▶ _ページの抜粋_:
今月の臨床 ホルモン療法—新しい動向を探る
副作用とその対策
5.HRTと発癌
加藤 紘
1
1山口大学医学部産婦人科
pp.1314-1315
発行日 1996年10月10日
Published Date 1996/10/10
DOI https://doi.org/10.11477/mf.1409902698
- 有料閲覧
- 文献概要
高齢化とともにHRTはますます盛んになった.しかしホルモン活性が多様であるだけに,思わぬ副作用をきたすことも多い.その一つが発癌である.確かにエストロゲン投与は心疾患や骨折の予防に有効で平均余命を延長させるが,一方で子宮体癌を増加させる.たとえプロゲスチン(プロゲストーゲン)剤を併用しても乳癌は増加する1).ルグウィンの童話に,魔法使いが弟子に向かって,「一箇所で雨を降らせると地球上の思わぬ所で思わぬ天候異変を引き起こしてしまう」と魔法の恐ろしさを説く話があるが,HRTにも相通じるところがあり,癌という言葉がセンセーショナルであるだけに議論も多い.しかし,治療に副作用は付き物で,副作用をおそれるあまり優れた治療効果を捨てるのも惜しい.副作用対策を論じることがたいせつで,HRTでは癌対策が重要なポイントとなる.

▶ _やること_:
[a] HRTと発癌の文献概要によると、プロゲスチン剤を併用しても増加する癌は何か。
[b] HRTと発癌の文献概要のうち、「今月の臨床 ホルモン療法—新しい動向を探る」から「対策が重要なポイントとなる.」までを、両端の語句も含めて一字一句そのまま書き写せ。

データの抜粋:
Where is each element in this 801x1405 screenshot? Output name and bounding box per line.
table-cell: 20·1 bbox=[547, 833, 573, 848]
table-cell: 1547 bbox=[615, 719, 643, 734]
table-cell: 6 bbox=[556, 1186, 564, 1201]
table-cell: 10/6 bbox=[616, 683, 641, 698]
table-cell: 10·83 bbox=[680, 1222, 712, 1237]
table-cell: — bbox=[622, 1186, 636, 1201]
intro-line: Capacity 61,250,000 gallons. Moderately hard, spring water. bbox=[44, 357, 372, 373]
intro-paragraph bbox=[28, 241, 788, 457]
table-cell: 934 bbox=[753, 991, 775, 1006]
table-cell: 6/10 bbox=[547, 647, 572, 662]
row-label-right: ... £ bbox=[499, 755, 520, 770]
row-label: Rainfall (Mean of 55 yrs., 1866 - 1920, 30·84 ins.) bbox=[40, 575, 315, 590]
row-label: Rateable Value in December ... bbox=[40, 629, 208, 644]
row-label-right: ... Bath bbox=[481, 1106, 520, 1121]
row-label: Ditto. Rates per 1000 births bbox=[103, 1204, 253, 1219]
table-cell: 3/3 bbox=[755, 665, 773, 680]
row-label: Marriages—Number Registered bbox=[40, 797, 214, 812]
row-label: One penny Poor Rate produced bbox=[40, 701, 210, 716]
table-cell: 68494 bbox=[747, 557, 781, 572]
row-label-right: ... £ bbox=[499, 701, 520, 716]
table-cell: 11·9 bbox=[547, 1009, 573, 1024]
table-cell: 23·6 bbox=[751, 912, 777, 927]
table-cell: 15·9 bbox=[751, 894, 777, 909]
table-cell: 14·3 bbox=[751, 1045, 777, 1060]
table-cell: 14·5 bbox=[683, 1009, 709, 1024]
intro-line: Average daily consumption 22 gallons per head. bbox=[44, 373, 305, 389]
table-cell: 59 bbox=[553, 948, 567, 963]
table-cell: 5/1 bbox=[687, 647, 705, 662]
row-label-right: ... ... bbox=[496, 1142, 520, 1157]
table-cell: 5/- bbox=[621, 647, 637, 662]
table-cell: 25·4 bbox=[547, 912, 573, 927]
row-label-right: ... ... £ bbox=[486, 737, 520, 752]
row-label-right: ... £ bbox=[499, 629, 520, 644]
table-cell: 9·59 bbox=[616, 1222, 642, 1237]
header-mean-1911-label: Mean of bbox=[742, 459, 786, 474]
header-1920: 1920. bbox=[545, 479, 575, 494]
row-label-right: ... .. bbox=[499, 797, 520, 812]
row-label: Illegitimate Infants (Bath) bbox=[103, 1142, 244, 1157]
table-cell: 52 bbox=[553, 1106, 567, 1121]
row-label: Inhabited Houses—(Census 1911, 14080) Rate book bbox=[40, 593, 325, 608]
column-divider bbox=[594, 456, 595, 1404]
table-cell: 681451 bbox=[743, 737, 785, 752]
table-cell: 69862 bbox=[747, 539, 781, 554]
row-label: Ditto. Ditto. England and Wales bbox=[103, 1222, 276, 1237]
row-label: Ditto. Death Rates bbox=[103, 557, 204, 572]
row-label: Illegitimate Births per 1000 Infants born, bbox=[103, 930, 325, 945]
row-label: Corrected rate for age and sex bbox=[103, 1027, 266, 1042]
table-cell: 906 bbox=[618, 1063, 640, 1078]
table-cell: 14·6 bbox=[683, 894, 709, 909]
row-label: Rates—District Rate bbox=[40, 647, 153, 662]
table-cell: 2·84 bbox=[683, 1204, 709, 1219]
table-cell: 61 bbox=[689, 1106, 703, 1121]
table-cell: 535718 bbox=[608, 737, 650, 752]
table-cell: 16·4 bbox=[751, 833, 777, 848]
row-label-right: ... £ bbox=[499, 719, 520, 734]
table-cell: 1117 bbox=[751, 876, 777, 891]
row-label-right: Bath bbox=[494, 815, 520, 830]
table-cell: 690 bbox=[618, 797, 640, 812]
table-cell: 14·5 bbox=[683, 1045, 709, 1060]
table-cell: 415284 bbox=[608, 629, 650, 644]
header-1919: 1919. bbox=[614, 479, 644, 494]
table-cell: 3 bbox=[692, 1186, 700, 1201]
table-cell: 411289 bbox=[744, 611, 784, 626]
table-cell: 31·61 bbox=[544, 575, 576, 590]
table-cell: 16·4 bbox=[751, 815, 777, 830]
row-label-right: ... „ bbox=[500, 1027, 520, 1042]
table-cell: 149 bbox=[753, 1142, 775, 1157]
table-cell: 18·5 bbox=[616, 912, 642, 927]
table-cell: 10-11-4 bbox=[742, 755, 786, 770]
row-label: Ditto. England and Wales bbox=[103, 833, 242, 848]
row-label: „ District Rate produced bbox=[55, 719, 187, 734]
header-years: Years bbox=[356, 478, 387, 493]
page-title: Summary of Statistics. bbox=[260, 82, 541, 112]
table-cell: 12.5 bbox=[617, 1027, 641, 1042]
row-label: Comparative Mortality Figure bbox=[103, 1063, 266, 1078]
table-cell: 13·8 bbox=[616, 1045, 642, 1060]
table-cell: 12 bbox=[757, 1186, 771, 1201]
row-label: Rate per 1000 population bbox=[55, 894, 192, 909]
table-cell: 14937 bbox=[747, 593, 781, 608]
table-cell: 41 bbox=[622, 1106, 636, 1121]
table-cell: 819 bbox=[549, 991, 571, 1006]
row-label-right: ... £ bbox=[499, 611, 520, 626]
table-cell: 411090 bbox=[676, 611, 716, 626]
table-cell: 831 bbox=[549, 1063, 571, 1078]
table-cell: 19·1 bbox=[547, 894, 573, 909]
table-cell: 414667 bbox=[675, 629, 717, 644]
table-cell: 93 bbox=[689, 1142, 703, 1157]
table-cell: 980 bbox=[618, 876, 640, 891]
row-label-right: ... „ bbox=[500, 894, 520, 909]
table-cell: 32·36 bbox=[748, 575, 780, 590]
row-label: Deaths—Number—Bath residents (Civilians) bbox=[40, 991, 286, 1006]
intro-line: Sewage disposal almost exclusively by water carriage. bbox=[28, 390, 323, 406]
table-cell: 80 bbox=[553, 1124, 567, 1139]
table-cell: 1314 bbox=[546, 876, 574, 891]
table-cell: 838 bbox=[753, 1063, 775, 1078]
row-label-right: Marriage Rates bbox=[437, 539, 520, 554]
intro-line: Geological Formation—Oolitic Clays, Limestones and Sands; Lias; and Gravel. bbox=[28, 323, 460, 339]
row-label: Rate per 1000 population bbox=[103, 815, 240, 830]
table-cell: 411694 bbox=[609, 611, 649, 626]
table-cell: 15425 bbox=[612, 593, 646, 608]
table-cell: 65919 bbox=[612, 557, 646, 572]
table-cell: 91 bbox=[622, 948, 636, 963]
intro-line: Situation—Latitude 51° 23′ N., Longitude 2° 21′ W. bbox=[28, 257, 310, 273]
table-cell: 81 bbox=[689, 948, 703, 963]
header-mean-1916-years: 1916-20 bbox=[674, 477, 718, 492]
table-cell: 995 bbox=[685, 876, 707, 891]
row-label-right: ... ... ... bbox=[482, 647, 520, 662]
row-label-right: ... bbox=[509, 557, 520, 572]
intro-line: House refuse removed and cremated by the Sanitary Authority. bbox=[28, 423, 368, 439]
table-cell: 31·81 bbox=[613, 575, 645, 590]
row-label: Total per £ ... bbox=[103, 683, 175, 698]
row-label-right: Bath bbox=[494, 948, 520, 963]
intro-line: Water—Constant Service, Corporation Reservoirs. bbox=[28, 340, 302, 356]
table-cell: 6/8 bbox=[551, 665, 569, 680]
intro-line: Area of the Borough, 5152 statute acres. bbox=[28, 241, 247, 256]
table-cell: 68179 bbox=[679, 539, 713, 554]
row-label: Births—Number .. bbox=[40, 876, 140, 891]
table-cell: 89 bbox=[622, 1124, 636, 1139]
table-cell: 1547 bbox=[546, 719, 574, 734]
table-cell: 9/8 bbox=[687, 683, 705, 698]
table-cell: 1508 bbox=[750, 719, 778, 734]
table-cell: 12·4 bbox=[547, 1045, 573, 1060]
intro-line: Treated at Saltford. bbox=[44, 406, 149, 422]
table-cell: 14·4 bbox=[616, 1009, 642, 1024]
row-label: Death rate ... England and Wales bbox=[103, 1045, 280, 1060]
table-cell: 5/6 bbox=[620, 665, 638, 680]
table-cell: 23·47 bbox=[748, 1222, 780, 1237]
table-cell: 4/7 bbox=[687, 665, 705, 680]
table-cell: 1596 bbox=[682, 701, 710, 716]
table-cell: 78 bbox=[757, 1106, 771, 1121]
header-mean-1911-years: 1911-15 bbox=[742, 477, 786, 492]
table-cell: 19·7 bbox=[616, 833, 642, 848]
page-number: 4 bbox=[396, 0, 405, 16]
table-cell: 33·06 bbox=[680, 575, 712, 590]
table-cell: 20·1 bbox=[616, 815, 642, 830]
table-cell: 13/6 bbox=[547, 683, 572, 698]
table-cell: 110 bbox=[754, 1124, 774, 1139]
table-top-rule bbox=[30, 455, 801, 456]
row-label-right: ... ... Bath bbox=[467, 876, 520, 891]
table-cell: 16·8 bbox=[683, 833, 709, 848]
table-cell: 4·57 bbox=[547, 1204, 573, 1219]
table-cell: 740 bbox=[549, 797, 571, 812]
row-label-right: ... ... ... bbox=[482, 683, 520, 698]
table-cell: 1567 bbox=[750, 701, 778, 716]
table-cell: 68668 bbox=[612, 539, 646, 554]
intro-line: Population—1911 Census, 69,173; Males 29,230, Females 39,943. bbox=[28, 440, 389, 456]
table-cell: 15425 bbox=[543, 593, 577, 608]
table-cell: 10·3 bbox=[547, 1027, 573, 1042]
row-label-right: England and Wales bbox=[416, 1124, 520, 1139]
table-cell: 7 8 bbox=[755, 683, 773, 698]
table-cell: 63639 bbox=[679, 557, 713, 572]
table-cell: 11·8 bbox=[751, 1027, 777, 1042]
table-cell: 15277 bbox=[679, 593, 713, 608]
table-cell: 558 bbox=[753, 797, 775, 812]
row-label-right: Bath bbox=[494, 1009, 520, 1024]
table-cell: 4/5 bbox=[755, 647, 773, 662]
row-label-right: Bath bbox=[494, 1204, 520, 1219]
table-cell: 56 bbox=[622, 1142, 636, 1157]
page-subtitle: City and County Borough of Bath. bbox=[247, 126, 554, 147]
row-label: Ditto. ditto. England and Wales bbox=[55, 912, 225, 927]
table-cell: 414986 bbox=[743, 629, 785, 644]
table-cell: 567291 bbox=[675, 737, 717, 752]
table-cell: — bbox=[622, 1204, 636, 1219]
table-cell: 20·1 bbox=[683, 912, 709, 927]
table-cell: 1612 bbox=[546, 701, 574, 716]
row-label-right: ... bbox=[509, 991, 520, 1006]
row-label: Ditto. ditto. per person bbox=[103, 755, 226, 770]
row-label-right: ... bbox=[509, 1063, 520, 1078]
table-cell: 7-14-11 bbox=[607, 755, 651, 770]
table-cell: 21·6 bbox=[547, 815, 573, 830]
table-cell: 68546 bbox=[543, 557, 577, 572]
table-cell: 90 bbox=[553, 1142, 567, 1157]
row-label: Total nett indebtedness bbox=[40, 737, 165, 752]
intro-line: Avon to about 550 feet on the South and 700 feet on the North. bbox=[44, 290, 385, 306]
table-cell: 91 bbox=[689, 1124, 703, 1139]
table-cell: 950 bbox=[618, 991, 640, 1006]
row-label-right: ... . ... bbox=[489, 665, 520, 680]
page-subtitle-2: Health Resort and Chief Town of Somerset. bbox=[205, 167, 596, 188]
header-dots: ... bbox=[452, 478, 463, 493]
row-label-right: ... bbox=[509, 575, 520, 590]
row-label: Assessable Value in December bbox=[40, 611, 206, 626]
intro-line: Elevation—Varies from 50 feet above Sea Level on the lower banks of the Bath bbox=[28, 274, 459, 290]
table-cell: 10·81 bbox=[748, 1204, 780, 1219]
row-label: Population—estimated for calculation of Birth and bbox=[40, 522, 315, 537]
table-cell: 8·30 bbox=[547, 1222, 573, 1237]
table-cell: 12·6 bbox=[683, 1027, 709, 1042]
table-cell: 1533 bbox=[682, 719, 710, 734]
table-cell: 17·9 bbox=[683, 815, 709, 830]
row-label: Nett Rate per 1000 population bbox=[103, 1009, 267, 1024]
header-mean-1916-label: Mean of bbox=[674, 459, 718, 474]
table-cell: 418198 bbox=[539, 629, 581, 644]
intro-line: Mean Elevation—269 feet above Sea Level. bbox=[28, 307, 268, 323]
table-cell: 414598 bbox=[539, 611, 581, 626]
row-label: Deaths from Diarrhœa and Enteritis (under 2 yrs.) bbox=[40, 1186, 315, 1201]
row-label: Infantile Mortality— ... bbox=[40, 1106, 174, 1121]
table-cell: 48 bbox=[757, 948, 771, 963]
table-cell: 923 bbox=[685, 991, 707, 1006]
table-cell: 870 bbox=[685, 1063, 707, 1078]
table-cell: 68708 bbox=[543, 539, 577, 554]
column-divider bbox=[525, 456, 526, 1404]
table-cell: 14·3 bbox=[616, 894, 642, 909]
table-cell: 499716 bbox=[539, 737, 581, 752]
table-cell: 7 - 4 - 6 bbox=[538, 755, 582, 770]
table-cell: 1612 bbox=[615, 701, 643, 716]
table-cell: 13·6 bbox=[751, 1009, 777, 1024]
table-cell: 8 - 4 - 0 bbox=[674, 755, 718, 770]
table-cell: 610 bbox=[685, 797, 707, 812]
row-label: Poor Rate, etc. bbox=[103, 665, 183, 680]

▶ _課題ごとの解答_:
[a] 乳癌である。

[b]
今月の臨床 ホルモン療法—新しい動向を探る
副作用とその対策
5.HRTと発癌
加藤 紘
1
1山口大学医学部産婦人科
pp.1314-1315
発行日 1996年10月10日
Published Date 1996/10/10
DOI https://doi.org/10.11477/mf.1409902698
- 有料閲覧
- 文献概要
高齢化とともにHRTはますます盛んになった.しかしホルモン活性が多様であるだけに,思わぬ副作用をきたすことも多い.その一つが発癌である.確かにエストロゲン投与は心疾患や骨折の予防に有効で平均余命を延長させるが,一方で子宮体癌を増加させる.たとえプロゲスチン(プロゲストーゲン)剤を併用しても乳癌は増加する1).ルグウィンの童話に,魔法使いが弟子に向かって,「一箇所で雨を降らせると地球上の思わぬ所で思わぬ天候異変を引き起こしてしまう」と魔法の恐ろしさを説く話があるが,HRTにも相通じるところがあり,癌という言葉がセンセーショナルであるだけに議論も多い.しかし,治療に副作用は付き物で,副作用をおそれるあまり優れた治療効果を捨てるのも惜しい.副作用対策を論じることがたいせつで,HRTでは癌対策が重要なポイントとなる.